▶ Given problem
Look through the material and copy each line holding "dungeon".

(Data entries)
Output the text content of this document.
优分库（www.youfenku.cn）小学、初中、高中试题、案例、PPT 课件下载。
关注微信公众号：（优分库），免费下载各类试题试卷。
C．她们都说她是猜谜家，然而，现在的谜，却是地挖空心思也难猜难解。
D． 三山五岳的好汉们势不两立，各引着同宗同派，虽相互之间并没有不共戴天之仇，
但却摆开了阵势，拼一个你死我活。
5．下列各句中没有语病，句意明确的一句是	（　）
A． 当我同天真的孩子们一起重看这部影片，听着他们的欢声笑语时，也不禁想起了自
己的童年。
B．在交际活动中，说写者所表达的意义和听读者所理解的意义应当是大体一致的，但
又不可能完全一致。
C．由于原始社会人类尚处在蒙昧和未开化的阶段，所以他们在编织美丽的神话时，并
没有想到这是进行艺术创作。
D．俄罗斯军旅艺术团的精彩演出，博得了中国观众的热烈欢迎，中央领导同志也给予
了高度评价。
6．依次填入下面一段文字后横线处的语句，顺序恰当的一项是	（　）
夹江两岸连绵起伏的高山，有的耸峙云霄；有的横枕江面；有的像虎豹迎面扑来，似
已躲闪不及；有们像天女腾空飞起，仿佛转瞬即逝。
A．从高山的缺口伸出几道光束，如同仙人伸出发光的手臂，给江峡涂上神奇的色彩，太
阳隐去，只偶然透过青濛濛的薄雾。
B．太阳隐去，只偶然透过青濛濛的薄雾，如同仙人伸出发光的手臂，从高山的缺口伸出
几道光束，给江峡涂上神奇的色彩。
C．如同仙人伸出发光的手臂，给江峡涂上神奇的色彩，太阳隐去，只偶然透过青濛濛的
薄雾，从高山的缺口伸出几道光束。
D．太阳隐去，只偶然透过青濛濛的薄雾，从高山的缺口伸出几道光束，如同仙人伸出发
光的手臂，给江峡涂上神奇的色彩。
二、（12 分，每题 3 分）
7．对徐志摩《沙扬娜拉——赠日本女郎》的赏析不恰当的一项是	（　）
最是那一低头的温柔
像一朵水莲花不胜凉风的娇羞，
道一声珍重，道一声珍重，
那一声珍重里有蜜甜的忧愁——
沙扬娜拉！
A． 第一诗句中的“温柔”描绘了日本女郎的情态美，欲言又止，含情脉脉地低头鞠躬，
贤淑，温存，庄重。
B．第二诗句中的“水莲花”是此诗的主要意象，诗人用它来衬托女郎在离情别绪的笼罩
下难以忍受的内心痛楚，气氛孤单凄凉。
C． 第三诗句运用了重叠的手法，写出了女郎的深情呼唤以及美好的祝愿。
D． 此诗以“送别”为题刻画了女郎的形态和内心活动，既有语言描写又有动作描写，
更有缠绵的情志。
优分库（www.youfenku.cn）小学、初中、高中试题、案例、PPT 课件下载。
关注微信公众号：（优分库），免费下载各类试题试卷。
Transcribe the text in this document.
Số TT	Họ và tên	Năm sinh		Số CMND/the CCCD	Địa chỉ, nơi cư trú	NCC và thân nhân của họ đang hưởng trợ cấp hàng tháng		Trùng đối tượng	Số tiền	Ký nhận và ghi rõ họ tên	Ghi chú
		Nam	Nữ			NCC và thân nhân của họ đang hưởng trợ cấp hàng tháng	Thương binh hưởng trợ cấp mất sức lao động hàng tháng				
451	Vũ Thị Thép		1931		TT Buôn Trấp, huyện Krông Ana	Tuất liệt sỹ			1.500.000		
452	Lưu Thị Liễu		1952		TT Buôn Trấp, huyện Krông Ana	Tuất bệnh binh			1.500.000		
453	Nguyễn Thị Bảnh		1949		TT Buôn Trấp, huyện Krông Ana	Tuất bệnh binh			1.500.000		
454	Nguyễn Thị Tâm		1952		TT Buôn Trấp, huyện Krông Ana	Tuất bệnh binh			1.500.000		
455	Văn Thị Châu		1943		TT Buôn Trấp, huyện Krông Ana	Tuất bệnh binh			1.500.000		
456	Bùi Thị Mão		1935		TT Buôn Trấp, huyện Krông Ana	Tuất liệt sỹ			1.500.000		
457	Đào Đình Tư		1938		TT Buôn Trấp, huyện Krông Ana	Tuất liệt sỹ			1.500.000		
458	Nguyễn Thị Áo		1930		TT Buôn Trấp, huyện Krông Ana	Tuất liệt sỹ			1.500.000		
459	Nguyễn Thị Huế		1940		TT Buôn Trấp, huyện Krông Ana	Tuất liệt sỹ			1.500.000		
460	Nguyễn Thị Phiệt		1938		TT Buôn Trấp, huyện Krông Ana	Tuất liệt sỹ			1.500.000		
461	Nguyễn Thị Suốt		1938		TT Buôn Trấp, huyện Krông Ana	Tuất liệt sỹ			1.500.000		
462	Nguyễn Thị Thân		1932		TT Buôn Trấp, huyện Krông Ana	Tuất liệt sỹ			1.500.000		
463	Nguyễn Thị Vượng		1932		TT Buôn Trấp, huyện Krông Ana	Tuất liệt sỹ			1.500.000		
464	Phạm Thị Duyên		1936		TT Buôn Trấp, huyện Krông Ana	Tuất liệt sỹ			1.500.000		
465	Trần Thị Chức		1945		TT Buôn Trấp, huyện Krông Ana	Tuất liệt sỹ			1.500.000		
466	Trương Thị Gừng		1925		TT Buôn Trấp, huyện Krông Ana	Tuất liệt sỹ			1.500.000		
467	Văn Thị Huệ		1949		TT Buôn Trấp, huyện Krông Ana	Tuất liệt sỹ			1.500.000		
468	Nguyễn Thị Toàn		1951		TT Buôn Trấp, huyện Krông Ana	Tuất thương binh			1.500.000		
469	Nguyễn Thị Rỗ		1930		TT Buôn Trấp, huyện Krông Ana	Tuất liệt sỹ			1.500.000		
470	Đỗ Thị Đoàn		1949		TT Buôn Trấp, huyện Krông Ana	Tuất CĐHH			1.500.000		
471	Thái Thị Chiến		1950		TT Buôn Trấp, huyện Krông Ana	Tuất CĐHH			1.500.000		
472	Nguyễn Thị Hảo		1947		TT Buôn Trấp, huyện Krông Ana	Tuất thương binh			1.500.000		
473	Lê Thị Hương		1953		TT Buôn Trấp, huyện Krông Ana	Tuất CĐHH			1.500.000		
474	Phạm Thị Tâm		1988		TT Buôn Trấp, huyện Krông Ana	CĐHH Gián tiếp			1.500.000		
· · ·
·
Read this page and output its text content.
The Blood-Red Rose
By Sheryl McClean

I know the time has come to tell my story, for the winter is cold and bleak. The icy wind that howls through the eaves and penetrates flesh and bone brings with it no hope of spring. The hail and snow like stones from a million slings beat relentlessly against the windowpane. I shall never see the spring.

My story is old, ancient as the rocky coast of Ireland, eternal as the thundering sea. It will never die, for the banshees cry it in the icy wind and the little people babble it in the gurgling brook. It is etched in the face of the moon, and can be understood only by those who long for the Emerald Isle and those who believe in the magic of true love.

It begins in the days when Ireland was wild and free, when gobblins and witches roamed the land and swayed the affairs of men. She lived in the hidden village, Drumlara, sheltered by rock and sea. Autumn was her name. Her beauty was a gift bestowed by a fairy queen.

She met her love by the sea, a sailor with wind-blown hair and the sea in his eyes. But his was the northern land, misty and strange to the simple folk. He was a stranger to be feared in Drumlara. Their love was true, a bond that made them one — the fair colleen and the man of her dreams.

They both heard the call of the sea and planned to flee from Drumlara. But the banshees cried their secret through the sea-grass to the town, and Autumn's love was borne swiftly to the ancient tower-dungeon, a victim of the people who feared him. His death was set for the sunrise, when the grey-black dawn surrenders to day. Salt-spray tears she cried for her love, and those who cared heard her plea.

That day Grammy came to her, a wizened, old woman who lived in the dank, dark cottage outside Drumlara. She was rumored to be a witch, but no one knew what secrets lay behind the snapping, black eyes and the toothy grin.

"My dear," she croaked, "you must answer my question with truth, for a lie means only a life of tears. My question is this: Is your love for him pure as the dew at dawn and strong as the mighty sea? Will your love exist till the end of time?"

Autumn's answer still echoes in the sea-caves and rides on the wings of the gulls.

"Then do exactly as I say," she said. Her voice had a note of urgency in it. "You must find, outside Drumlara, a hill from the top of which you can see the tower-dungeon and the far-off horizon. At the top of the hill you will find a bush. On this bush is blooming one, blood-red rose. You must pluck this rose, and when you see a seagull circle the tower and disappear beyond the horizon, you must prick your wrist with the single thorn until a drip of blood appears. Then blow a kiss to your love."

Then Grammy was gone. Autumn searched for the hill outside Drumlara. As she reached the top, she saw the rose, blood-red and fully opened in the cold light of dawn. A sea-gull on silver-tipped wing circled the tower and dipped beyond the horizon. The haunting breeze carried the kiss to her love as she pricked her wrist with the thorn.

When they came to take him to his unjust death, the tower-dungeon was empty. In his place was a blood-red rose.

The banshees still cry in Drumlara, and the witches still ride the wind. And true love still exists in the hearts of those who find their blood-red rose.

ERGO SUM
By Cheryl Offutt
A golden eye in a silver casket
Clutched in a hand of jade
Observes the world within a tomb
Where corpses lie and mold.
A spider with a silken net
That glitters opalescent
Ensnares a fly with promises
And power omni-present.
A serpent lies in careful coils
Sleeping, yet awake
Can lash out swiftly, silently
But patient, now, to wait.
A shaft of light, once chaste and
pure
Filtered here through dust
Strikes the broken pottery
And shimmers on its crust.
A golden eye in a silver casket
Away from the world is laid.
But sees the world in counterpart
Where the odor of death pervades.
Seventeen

▶ Exercise answer
They both heard the call of the sea and planned to flee from Drumlara. But the banshees cried their secret through the sea-grass to the town, and Autumn's love was borne swiftly to the ancient tower-dungeon, a victim of the people who feared him. His death was set for the sunrise, when the grey-black dawn surrenders to day. Salt-spray tears she cried for her love, and those who cared heard her plea.
"Then do exactly as I say," she said. Her voice had a note of urgency in it. "You must find, outside Drumlara, a hill from the top of which you can see the tower-dungeon and the far-off horizon. At the top of the hill you will find a bush. On this bush is blooming one, blood-red rose. You must pluck this rose, and when you see a seagull circle the tower and disappear beyond the horizon, you must prick your wrist with the single thorn until a drip of blood appears. Then blow a kiss to your love."
When they came to take him to his unjust death, the tower-dungeon was empty. In his place was a blood-red rose.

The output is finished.